_SUPPLIED ENTRIES_
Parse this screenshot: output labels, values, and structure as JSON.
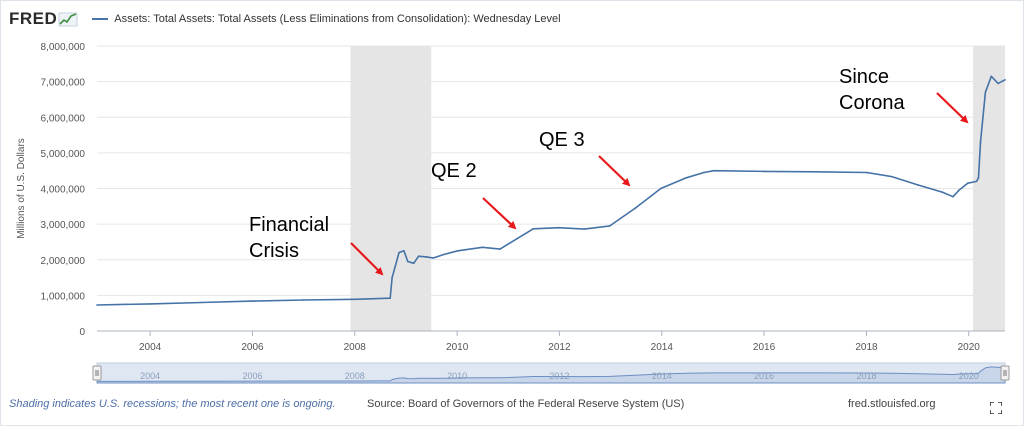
{
  "header": {
    "logo": "FRED",
    "series_label": "Assets: Total Assets: Total Assets (Less Eliminations from Consolidation): Wednesday Level"
  },
  "colors": {
    "series": "#4572a7",
    "recession": "#e5e5e5",
    "annotation_arrow": "#e8191c",
    "navigator_fill": "#c9d6ea",
    "navigator_mask": "#dfe7f3"
  },
  "icons": {
    "logo_mark": "fred-chart-icon",
    "fullscreen": "fullscreen-icon"
  },
  "chart_data": {
    "type": "line",
    "title": "",
    "xlabel": "",
    "ylabel": "Millions of U.S. Dollars",
    "xlim": [
      "2002-12-18",
      "2020-09-16"
    ],
    "ylim": [
      0,
      8000000
    ],
    "x_ticks": [
      "2004",
      "2006",
      "2008",
      "2010",
      "2012",
      "2014",
      "2016",
      "2018",
      "2020"
    ],
    "y_ticks": [
      "0",
      "1,000,000",
      "2,000,000",
      "3,000,000",
      "4,000,000",
      "5,000,000",
      "6,000,000",
      "7,000,000",
      "8,000,000"
    ],
    "grid": "horizontal",
    "recessions": [
      {
        "start": "2007-12-01",
        "end": "2009-06-30"
      },
      {
        "start": "2020-02-01",
        "end": "2020-09-16"
      }
    ],
    "series": [
      {
        "name": "Assets: Total Assets: Total Assets (Less Eliminations from Consolidation): Wednesday Level",
        "x": [
          "2002-12-18",
          "2004-01-01",
          "2005-01-01",
          "2006-01-01",
          "2007-01-01",
          "2008-01-01",
          "2008-09-10",
          "2008-09-24",
          "2008-10-15",
          "2008-11-12",
          "2008-12-17",
          "2009-01-14",
          "2009-02-25",
          "2009-04-01",
          "2009-05-27",
          "2009-07-15",
          "2009-09-30",
          "2010-01-06",
          "2010-06-30",
          "2010-11-03",
          "2011-01-05",
          "2011-06-29",
          "2011-12-28",
          "2012-06-27",
          "2012-12-26",
          "2013-06-26",
          "2013-12-25",
          "2014-06-25",
          "2014-10-29",
          "2015-01-07",
          "2016-01-06",
          "2017-01-04",
          "2018-01-03",
          "2018-07-04",
          "2019-01-02",
          "2019-06-26",
          "2019-09-11",
          "2019-10-23",
          "2019-12-25",
          "2020-02-26",
          "2020-03-11",
          "2020-03-25",
          "2020-04-29",
          "2020-06-10",
          "2020-07-29",
          "2020-09-16"
        ],
        "y": [
          730000,
          760000,
          800000,
          840000,
          870000,
          890000,
          920000,
          1500000,
          1800000,
          2200000,
          2250000,
          1950000,
          1900000,
          2100000,
          2080000,
          2050000,
          2150000,
          2250000,
          2350000,
          2300000,
          2450000,
          2870000,
          2900000,
          2860000,
          2950000,
          3450000,
          4000000,
          4300000,
          4450000,
          4500000,
          4480000,
          4470000,
          4450000,
          4330000,
          4100000,
          3900000,
          3770000,
          3950000,
          4150000,
          4200000,
          4300000,
          5300000,
          6700000,
          7150000,
          6950000,
          7050000
        ]
      }
    ],
    "annotations": [
      {
        "text": "Financial\nCrisis",
        "target_x": "2008-10-01",
        "target_y": 1500000
      },
      {
        "text": "QE 2",
        "target_x": "2011-03-01",
        "target_y": 2800000
      },
      {
        "text": "QE 3",
        "target_x": "2013-06-01",
        "target_y": 4100000
      },
      {
        "text": "Since\nCorona",
        "target_x": "2020-03-15",
        "target_y": 5800000
      }
    ],
    "navigator_ticks": [
      "2004",
      "2006",
      "2008",
      "2010",
      "2012",
      "2014",
      "2016",
      "2018",
      "2020"
    ]
  },
  "footer": {
    "shading_note": "Shading indicates U.S. recessions; the most recent one is ongoing.",
    "source": "Source: Board of Governors of the Federal Reserve System (US)",
    "url": "fred.stlouisfed.org"
  }
}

_YOUR OBJECTIVE_
Every entry should be returned exactly as written, minus the pictures.

_OUTPUT_
Parse this screenshot: output labels, values, and structure as JSON.
{
  "header": {
    "logo": "FRED",
    "series_label": "Assets: Total Assets: Total Assets (Less Eliminations from Consolidation): Wednesday Level"
  },
  "colors": {
    "series": "#4572a7",
    "recession": "#e5e5e5",
    "annotation_arrow": "#e8191c",
    "navigator_fill": "#c9d6ea",
    "navigator_mask": "#dfe7f3"
  },
  "icons": {
    "logo_mark": "fred-chart-icon",
    "fullscreen": "fullscreen-icon"
  },
  "chart_data": {
    "type": "line",
    "title": "",
    "xlabel": "",
    "ylabel": "Millions of U.S. Dollars",
    "xlim": [
      "2002-12-18",
      "2020-09-16"
    ],
    "ylim": [
      0,
      8000000
    ],
    "x_ticks": [
      "2004",
      "2006",
      "2008",
      "2010",
      "2012",
      "2014",
      "2016",
      "2018",
      "2020"
    ],
    "y_ticks": [
      "0",
      "1,000,000",
      "2,000,000",
      "3,000,000",
      "4,000,000",
      "5,000,000",
      "6,000,000",
      "7,000,000",
      "8,000,000"
    ],
    "grid": "horizontal",
    "recessions": [
      {
        "start": "2007-12-01",
        "end": "2009-06-30"
      },
      {
        "start": "2020-02-01",
        "end": "2020-09-16"
      }
    ],
    "series": [
      {
        "name": "Assets: Total Assets: Total Assets (Less Eliminations from Consolidation): Wednesday Level",
        "x": [
          "2002-12-18",
          "2004-01-01",
          "2005-01-01",
          "2006-01-01",
          "2007-01-01",
          "2008-01-01",
          "2008-09-10",
          "2008-09-24",
          "2008-10-15",
          "2008-11-12",
          "2008-12-17",
          "2009-01-14",
          "2009-02-25",
          "2009-04-01",
          "2009-05-27",
          "2009-07-15",
          "2009-09-30",
          "2010-01-06",
          "2010-06-30",
          "2010-11-03",
          "2011-01-05",
          "2011-06-29",
          "2011-12-28",
          "2012-06-27",
          "2012-12-26",
          "2013-06-26",
          "2013-12-25",
          "2014-06-25",
          "2014-10-29",
          "2015-01-07",
          "2016-01-06",
          "2017-01-04",
          "2018-01-03",
          "2018-07-04",
          "2019-01-02",
          "2019-06-26",
          "2019-09-11",
          "2019-10-23",
          "2019-12-25",
          "2020-02-26",
          "2020-03-11",
          "2020-03-25",
          "2020-04-29",
          "2020-06-10",
          "2020-07-29",
          "2020-09-16"
        ],
        "y": [
          730000,
          760000,
          800000,
          840000,
          870000,
          890000,
          920000,
          1500000,
          1800000,
          2200000,
          2250000,
          1950000,
          1900000,
          2100000,
          2080000,
          2050000,
          2150000,
          2250000,
          2350000,
          2300000,
          2450000,
          2870000,
          2900000,
          2860000,
          2950000,
          3450000,
          4000000,
          4300000,
          4450000,
          4500000,
          4480000,
          4470000,
          4450000,
          4330000,
          4100000,
          3900000,
          3770000,
          3950000,
          4150000,
          4200000,
          4300000,
          5300000,
          6700000,
          7150000,
          6950000,
          7050000
        ]
      }
    ],
    "annotations": [
      {
        "text": "Financial\nCrisis",
        "target_x": "2008-10-01",
        "target_y": 1500000
      },
      {
        "text": "QE 2",
        "target_x": "2011-03-01",
        "target_y": 2800000
      },
      {
        "text": "QE 3",
        "target_x": "2013-06-01",
        "target_y": 4100000
      },
      {
        "text": "Since\nCorona",
        "target_x": "2020-03-15",
        "target_y": 5800000
      }
    ],
    "navigator_ticks": [
      "2004",
      "2006",
      "2008",
      "2010",
      "2012",
      "2014",
      "2016",
      "2018",
      "2020"
    ]
  },
  "footer": {
    "shading_note": "Shading indicates U.S. recessions; the most recent one is ongoing.",
    "source": "Source: Board of Governors of the Federal Reserve System (US)",
    "url": "fred.stlouisfed.org"
  }
}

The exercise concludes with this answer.